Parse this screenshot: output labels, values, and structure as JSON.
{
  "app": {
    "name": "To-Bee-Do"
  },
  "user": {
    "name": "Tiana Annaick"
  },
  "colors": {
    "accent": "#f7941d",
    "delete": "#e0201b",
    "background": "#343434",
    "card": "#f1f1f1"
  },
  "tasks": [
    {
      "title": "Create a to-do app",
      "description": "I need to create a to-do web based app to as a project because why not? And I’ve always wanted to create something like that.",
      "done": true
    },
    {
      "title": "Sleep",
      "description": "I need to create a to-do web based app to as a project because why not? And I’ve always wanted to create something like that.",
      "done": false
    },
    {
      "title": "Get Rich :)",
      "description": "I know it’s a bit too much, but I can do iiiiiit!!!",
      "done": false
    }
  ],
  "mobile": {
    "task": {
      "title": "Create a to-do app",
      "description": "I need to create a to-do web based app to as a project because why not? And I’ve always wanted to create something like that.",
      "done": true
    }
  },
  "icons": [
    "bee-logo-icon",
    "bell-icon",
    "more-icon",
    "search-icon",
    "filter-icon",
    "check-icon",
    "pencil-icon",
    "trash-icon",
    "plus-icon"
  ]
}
● ● ● ●
▶ [Written instruction]:
Using the material above, print every entry exactly as written.

▶ [Answer to the task]:
Parse this screenshot: output labels, values, and structure as JSON.
{
  "app": {
    "name": "To-Bee-Do"
  },
  "user": {
    "name": "Tiana Annaick"
  },
  "colors": {
    "accent": "#f7941d",
    "delete": "#e0201b",
    "background": "#343434",
    "card": "#f1f1f1"
  },
  "tasks": [
    {
      "title": "Create a to-do app",
      "description": "I need to create a to-do web based app to as a project because why not? And I’ve always wanted to create something like that.",
      "done": true
    },
    {
      "title": "Sleep",
      "description": "I need to create a to-do web based app to as a project because why not? And I’ve always wanted to create something like that.",
      "done": false
    },
    {
      "title": "Get Rich :)",
      "description": "I know it’s a bit too much, but I can do iiiiiit!!!",
      "done": false
    }
  ],
  "mobile": {
    "task": {
      "title": "Create a to-do app",
      "description": "I need to create a to-do web based app to as a project because why not? And I’ve always wanted to create something like that.",
      "done": true
    }
  },
  "icons": [
    "bee-logo-icon",
    "bell-icon",
    "more-icon",
    "search-icon",
    "filter-icon",
    "check-icon",
    "pencil-icon",
    "trash-icon",
    "plus-icon"
  ]
}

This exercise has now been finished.